Identify each line in the entries below that contains the string "delete", and copy those lines.

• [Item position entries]
'''

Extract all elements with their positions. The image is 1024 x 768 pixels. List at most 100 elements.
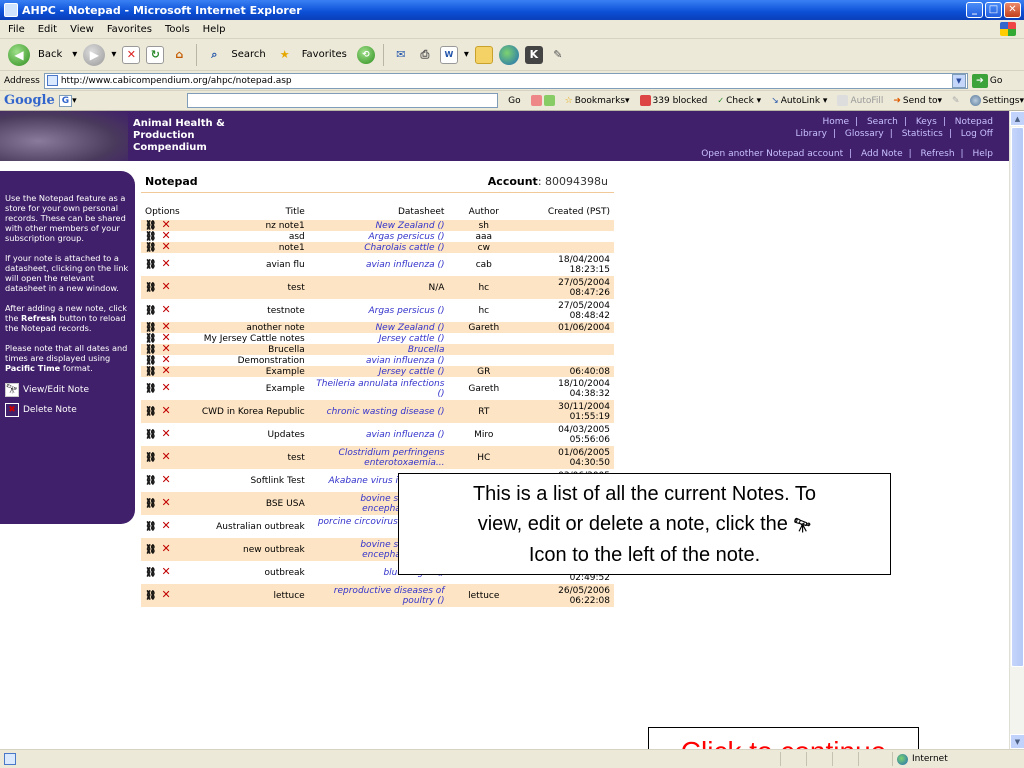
delete-icon[interactable]: ✕ [161, 589, 170, 600]
datasheet-link[interactable]: chronic wasting disease () [309, 400, 449, 423]
messenger-globe-icon[interactable] [498, 44, 519, 65]
print-icon[interactable]: ⎙ [416, 46, 434, 64]
dropdown-arrow-icon[interactable]: ▾ [72, 49, 77, 60]
go-arrow-icon[interactable]: ➔ [971, 73, 988, 88]
nav-glossary[interactable]: Glossary [845, 129, 884, 139]
binoculars-icon[interactable]: ⛓ [145, 407, 156, 417]
binoculars-icon[interactable]: ⛓ [145, 283, 156, 293]
research-icon[interactable]: ✎ [549, 46, 567, 64]
binoculars-icon[interactable]: ⛓ [145, 453, 156, 463]
delete-icon[interactable]: ✕ [161, 543, 170, 554]
datasheet-link[interactable]: Brucella [309, 344, 449, 355]
address-input[interactable]: http://www.cabicompendium.org/ahpc/notep… [43, 72, 968, 89]
edit-page-icon[interactable]: W [439, 45, 458, 64]
delete-icon[interactable]: ✕ [161, 405, 170, 416]
autolink-button[interactable]: ↘ AutoLink ▾ [771, 96, 827, 106]
popup-blocker-button[interactable]: 339 blocked [639, 95, 708, 106]
datasheet-link[interactable]: reproductive diseases of poultry () [309, 584, 449, 607]
check-label[interactable]: Check ▾ [726, 96, 761, 106]
menu-tools[interactable]: Tools [165, 24, 190, 35]
delete-icon[interactable]: ✕ [161, 365, 170, 376]
favorites-star-icon[interactable]: ★ [276, 46, 294, 64]
datasheet-link[interactable]: Jersey cattle () [309, 333, 449, 344]
binoculars-icon[interactable]: ⛓ [145, 476, 156, 486]
google-g-button[interactable]: G [58, 94, 73, 107]
dropdown-arrow-icon[interactable]: ▾ [464, 49, 469, 60]
delete-icon[interactable]: ✕ [161, 241, 170, 252]
binoculars-icon[interactable]: ⛓ [145, 591, 156, 601]
forward-arrow-icon[interactable]: ▶ [83, 43, 106, 66]
folder-icon[interactable] [474, 45, 493, 64]
delete-icon[interactable]: ✕ [161, 382, 170, 393]
back-arrow-icon[interactable]: ◀ [8, 43, 30, 66]
sendto-button[interactable]: ➜ Send to▾ [893, 96, 942, 106]
refresh-link[interactable]: Refresh [921, 149, 955, 159]
nav-search[interactable]: Search [867, 117, 898, 127]
add-note-link[interactable]: Add Note [861, 149, 903, 159]
delete-icon[interactable]: ✕ [161, 474, 170, 485]
nav-logoff[interactable]: Log Off [961, 129, 993, 139]
close-button[interactable]: ✕ [1004, 2, 1021, 18]
google-search-input[interactable] [186, 93, 499, 108]
bookmarks-button[interactable]: ☆ Bookmarks▾ [565, 96, 630, 106]
delete-icon[interactable]: ✕ [161, 281, 170, 292]
datasheet-link[interactable]: avian influenza () [309, 423, 449, 446]
binoculars-icon[interactable]: ⛓ [145, 384, 156, 394]
vertical-scrollbar[interactable]: ▲ ▼ [1009, 111, 1024, 749]
nav-library[interactable]: Library [795, 129, 826, 139]
menu-edit[interactable]: Edit [38, 24, 57, 35]
back-button-label[interactable]: Back [38, 49, 62, 60]
delete-icon[interactable]: ✕ [161, 566, 170, 577]
bookmarks-label[interactable]: Bookmarks▾ [575, 96, 630, 106]
datasheet-link[interactable]: Argas persicus () [309, 231, 449, 242]
refresh-icon[interactable]: ↻ [146, 45, 165, 64]
dropdown-arrow-icon[interactable]: ▾ [111, 49, 116, 60]
datasheet-link[interactable]: Theileria annulata infections () [309, 377, 449, 400]
datasheet-link[interactable]: Argas persicus () [309, 299, 449, 322]
datasheet-link[interactable]: Clostridium perfringens enterotoxaemia..… [309, 446, 449, 469]
datasheet-link[interactable]: New Zealand () [309, 322, 449, 333]
delete-icon[interactable]: ✕ [161, 520, 170, 531]
stop-icon[interactable]: ✕ [122, 45, 141, 64]
settings-label[interactable]: Settings▾ [983, 96, 1024, 106]
dropdown-arrow-icon[interactable]: ▾ [72, 96, 77, 106]
binoculars-icon[interactable]: ⛓ [145, 545, 156, 555]
go-button[interactable]: ➔ Go [971, 73, 1002, 88]
settings-button[interactable]: Settings▾ [969, 95, 1024, 106]
k-toolbar-icon[interactable]: K [524, 45, 543, 64]
nav-statistics[interactable]: Statistics [902, 129, 943, 139]
sendto-label[interactable]: Send to▾ [903, 96, 942, 106]
datasheet-link[interactable]: New Zealand () [309, 220, 449, 231]
binoculars-icon[interactable]: ⛓ [145, 568, 156, 578]
home-icon[interactable]: ⌂ [170, 46, 188, 64]
autolink-label[interactable]: AutoLink ▾ [781, 96, 828, 106]
menu-view[interactable]: View [70, 24, 94, 35]
favorites-button-label[interactable]: Favorites [302, 49, 347, 60]
address-dropdown-icon[interactable]: ▼ [951, 73, 966, 88]
blocked-count[interactable]: 339 blocked [653, 96, 708, 106]
minimize-button[interactable]: _ [966, 2, 983, 18]
binoculars-icon[interactable]: ⛓ [145, 430, 156, 440]
binoculars-icon[interactable]: ⛓ [145, 522, 156, 532]
datasheet-link[interactable]: avian influenza () [309, 253, 449, 276]
open-another-account-link[interactable]: Open another Notepad account [701, 149, 843, 159]
autofill-button[interactable]: AutoFill [837, 95, 883, 106]
google-go-label[interactable]: Go [508, 96, 520, 106]
search-icon[interactable]: ⌕ [205, 46, 223, 64]
search-button-label[interactable]: Search [231, 49, 265, 60]
binoculars-icon[interactable]: ⛓ [145, 221, 156, 231]
delete-icon[interactable]: ✕ [161, 304, 170, 315]
spell-check-button[interactable]: ✓ Check ▾ [717, 96, 761, 106]
autofill-label[interactable]: AutoFill [850, 96, 883, 106]
datasheet-link[interactable]: avian influenza () [309, 355, 449, 366]
datasheet-link[interactable]: Charolais cattle () [309, 242, 449, 253]
scroll-thumb[interactable] [1011, 127, 1024, 667]
menu-help[interactable]: Help [203, 24, 226, 35]
help-link[interactable]: Help [972, 149, 993, 159]
delete-icon[interactable]: ✕ [161, 451, 170, 462]
binoculars-icon[interactable]: ⛓ [145, 232, 156, 242]
binoculars-icon[interactable]: ⛓ [145, 345, 156, 355]
binoculars-icon[interactable]: ⛓ [145, 367, 156, 377]
history-icon[interactable]: ⟲ [356, 45, 375, 64]
nav-keys[interactable]: Keys [916, 117, 937, 127]
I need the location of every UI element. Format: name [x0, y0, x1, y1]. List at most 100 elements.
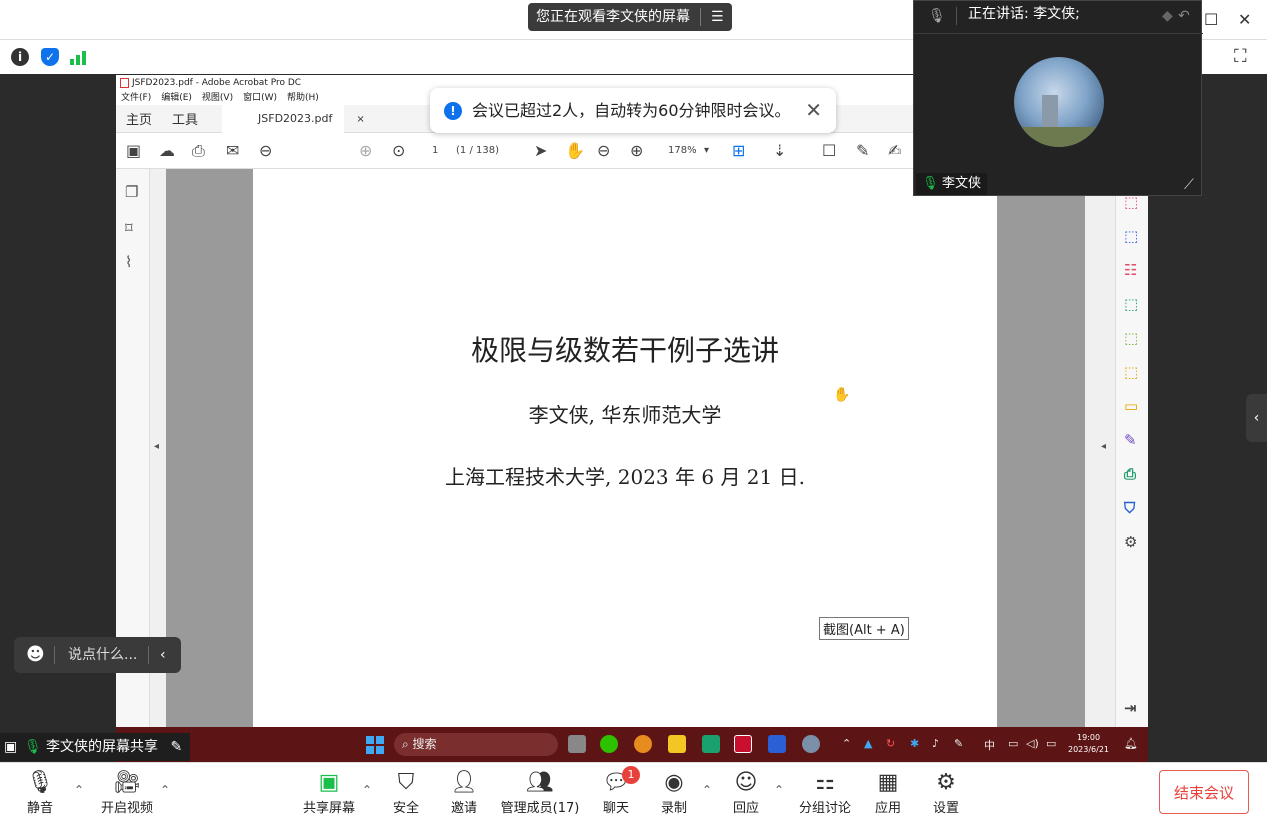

'''

• [Response]
delete-icon[interactable]: ✕ [161, 589, 170, 600]
delete-icon[interactable]: ✕ [161, 543, 170, 554]
delete-icon[interactable]: ✕ [161, 405, 170, 416]
delete-icon[interactable]: ✕ [161, 365, 170, 376]
delete-icon[interactable]: ✕ [161, 241, 170, 252]
delete-icon[interactable]: ✕ [161, 382, 170, 393]
delete-icon[interactable]: ✕ [161, 474, 170, 485]
delete-icon[interactable]: ✕ [161, 281, 170, 292]
delete-icon[interactable]: ✕ [161, 566, 170, 577]
delete-icon[interactable]: ✕ [161, 520, 170, 531]
delete-icon[interactable]: ✕ [161, 304, 170, 315]
delete-icon[interactable]: ✕ [161, 451, 170, 462]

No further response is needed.